ENTRIES SHOWN –
▬▬▬▬▬▬

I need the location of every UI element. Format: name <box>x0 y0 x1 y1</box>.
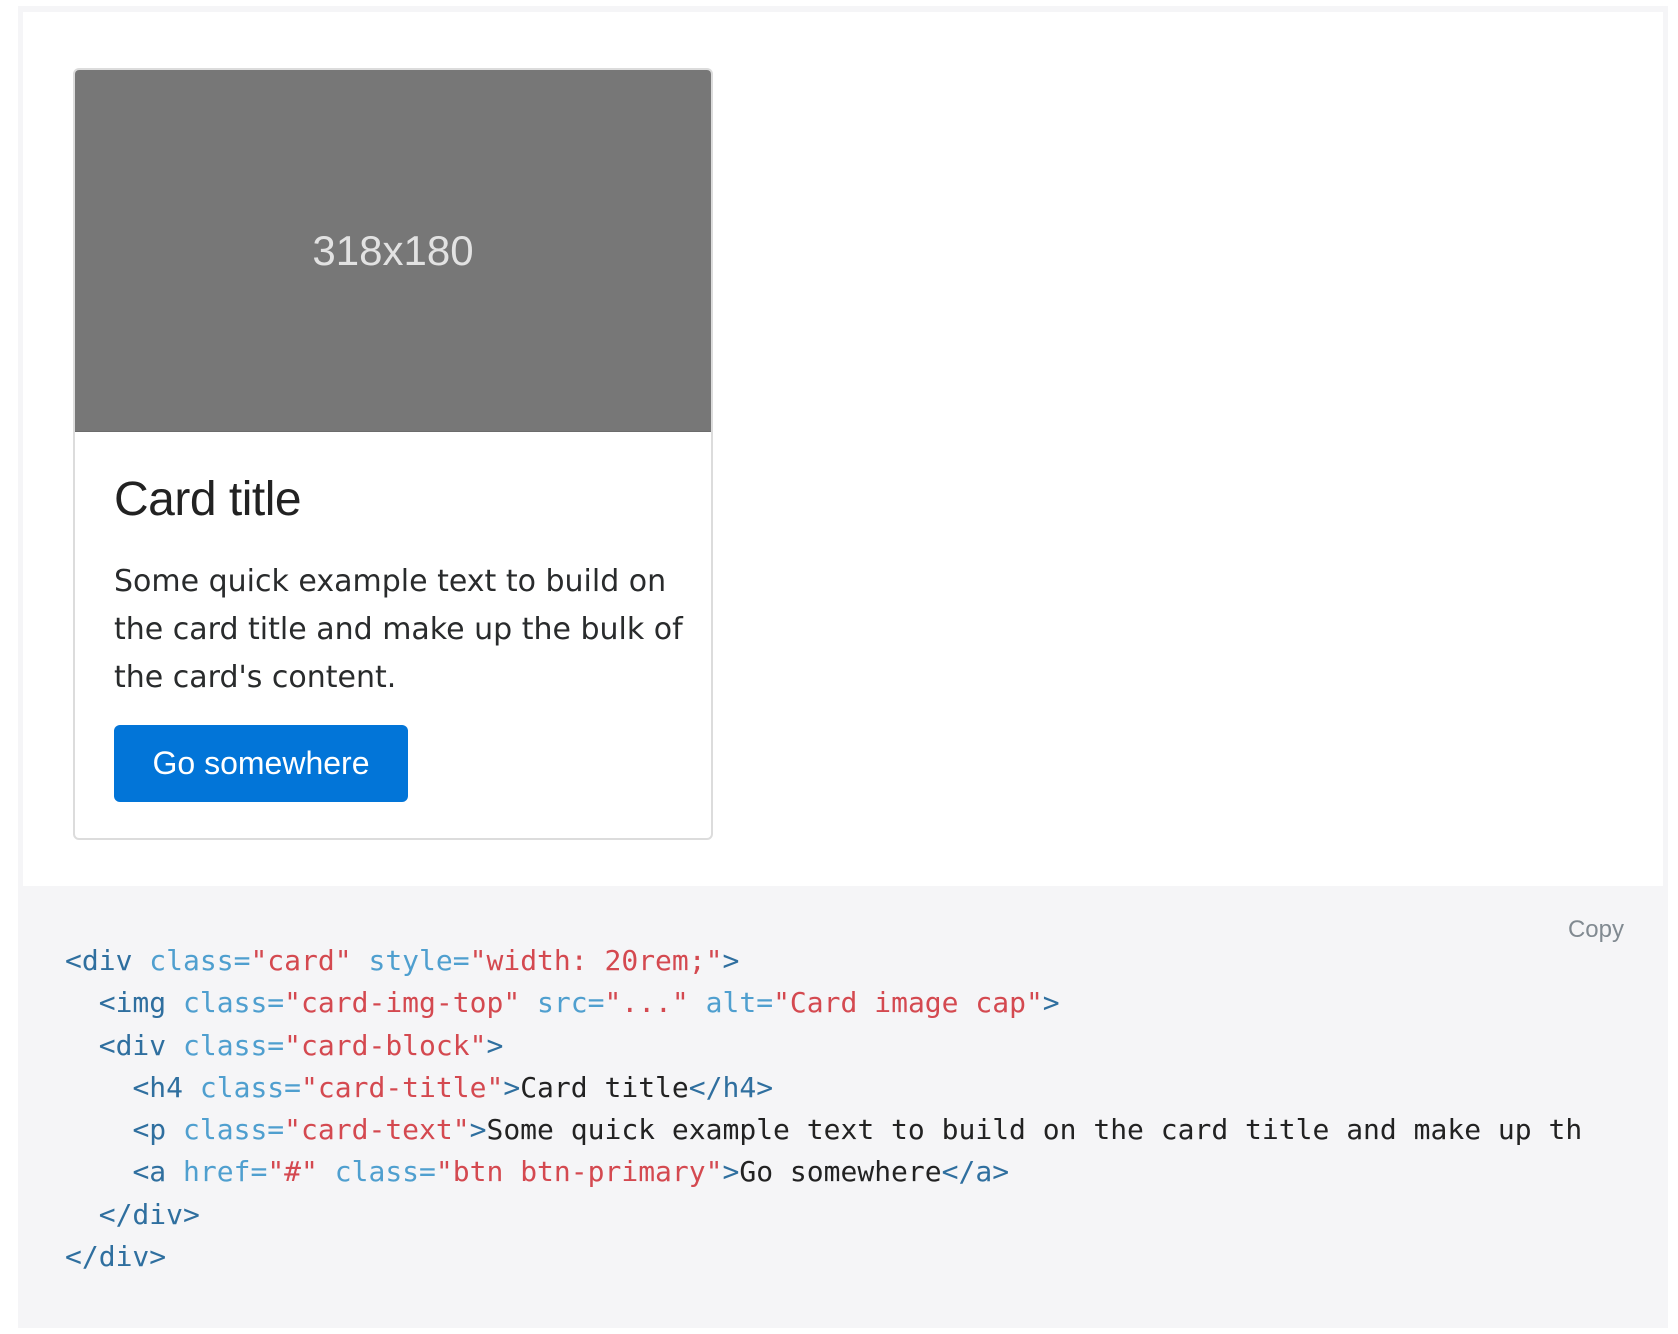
go-somewhere-button[interactable]: Go somewhere <box>114 725 408 802</box>
code-line: <img class="card-img-top" src="..." alt=… <box>65 982 1645 1024</box>
code-line: </div> <box>65 1236 1645 1278</box>
code-attr-token: style= <box>368 944 470 977</box>
example-preview-area: 318x180 Card title Some quick example te… <box>23 12 1663 886</box>
code-tag-token: <p <box>132 1113 167 1147</box>
code-text-token: Card title <box>520 1070 689 1104</box>
code-string-token: "card" <box>250 944 352 977</box>
code-string-token: "#" <box>267 1155 318 1189</box>
code-text-token: Some quick example text to build on the … <box>486 1113 1583 1147</box>
code-line: <div class="card" style="width: 20rem;"> <box>65 940 1645 982</box>
code-tag-token: </h4> <box>688 1070 774 1104</box>
code-line: <h4 class="card-title">Card title</h4> <box>65 1067 1645 1109</box>
code-tag-token: <img <box>98 986 167 1020</box>
code-line: </div> <box>65 1194 1645 1236</box>
code-attr-token: class= <box>334 1155 436 1189</box>
code-tag-token: <div <box>65 944 133 977</box>
code-tag-token: <h4 <box>132 1070 184 1104</box>
code-string-token: "card-text" <box>284 1113 470 1147</box>
code-attr-token: class= <box>183 1028 285 1062</box>
code-line: <div class="card-block"> <box>65 1025 1645 1067</box>
code-tag-token: <a <box>132 1155 167 1189</box>
code-string-token: "Card image cap" <box>773 986 1043 1020</box>
code-tag-token: > <box>722 944 740 977</box>
card-image-label: 318x180 <box>312 226 474 274</box>
code-line: <p class="card-text">Some quick example … <box>65 1109 1645 1151</box>
code-tag-token: > <box>1042 986 1060 1020</box>
code-string-token: "card-title" <box>301 1070 504 1104</box>
code-tag-token: > <box>486 1028 504 1062</box>
code-tag-token: > <box>503 1070 521 1104</box>
code-text-token: Go somewhere <box>739 1155 942 1189</box>
code-tag-token: > <box>722 1155 740 1189</box>
code-string-token: "card-img-top" <box>284 986 521 1020</box>
code-attr-token: href= <box>183 1155 268 1189</box>
code-tag-token: </div> <box>98 1197 200 1231</box>
code-string-token: "btn btn-primary" <box>435 1155 723 1189</box>
docs-example-frame: 318x180 Card title Some quick example te… <box>18 6 1668 1328</box>
code-attr-token: src= <box>537 986 605 1020</box>
card-title: Card title <box>114 473 302 526</box>
card-image-placeholder: 318x180 <box>75 70 711 432</box>
code-string-token: "..." <box>604 986 689 1020</box>
card: 318x180 Card title Some quick example te… <box>73 68 713 840</box>
code-attr-token: class= <box>199 1070 302 1104</box>
code-tag-token: </a> <box>941 1155 1010 1189</box>
code-line: <a href="#" class="btn btn-primary">Go s… <box>65 1151 1645 1193</box>
code-tag-token: </div> <box>65 1240 167 1274</box>
code-snippet: <div class="card" style="width: 20rem;">… <box>65 940 1645 1278</box>
code-tag-token: > <box>469 1113 487 1147</box>
card-text: Some quick example text to build on the … <box>114 564 683 695</box>
code-attr-token: alt= <box>705 986 774 1020</box>
code-string-token: "card-block" <box>284 1028 487 1062</box>
code-attr-token: class= <box>149 944 251 977</box>
code-tag-token: <div <box>98 1028 167 1062</box>
code-string-token: "width: 20rem;" <box>469 944 723 977</box>
code-attr-token: class= <box>183 1113 285 1147</box>
code-attr-token: class= <box>183 986 285 1020</box>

▬▬▬▬▬▬

DIRECTIVE –
Lay out as a JSON list of strings the entries beginning with the line that contains "go-somewhere-button[interactable]: Go somewhere" and continuing through the line that contains "code-text-token: Card title", one string per line.

REPLY TO THE TASK –
[
  "go-somewhere-button[interactable]: Go somewhere <box>114 725 408 802</box>",
  "code-line: <img class=\"card-img-top\" src=\"...\" alt=… <box>65 982 1645 1024</box>",
  "code-line: </div> <box>65 1236 1645 1278</box>",
  "code-attr-token: style= <box>368 944 470 977</box>",
  "example-preview-area: 318x180 Card title Some quick example te… <box>23 12 1663 886</box>",
  "code-tag-token: <p <box>132 1113 167 1147</box>",
  "code-text-token: Card title <box>520 1070 689 1104</box>"
]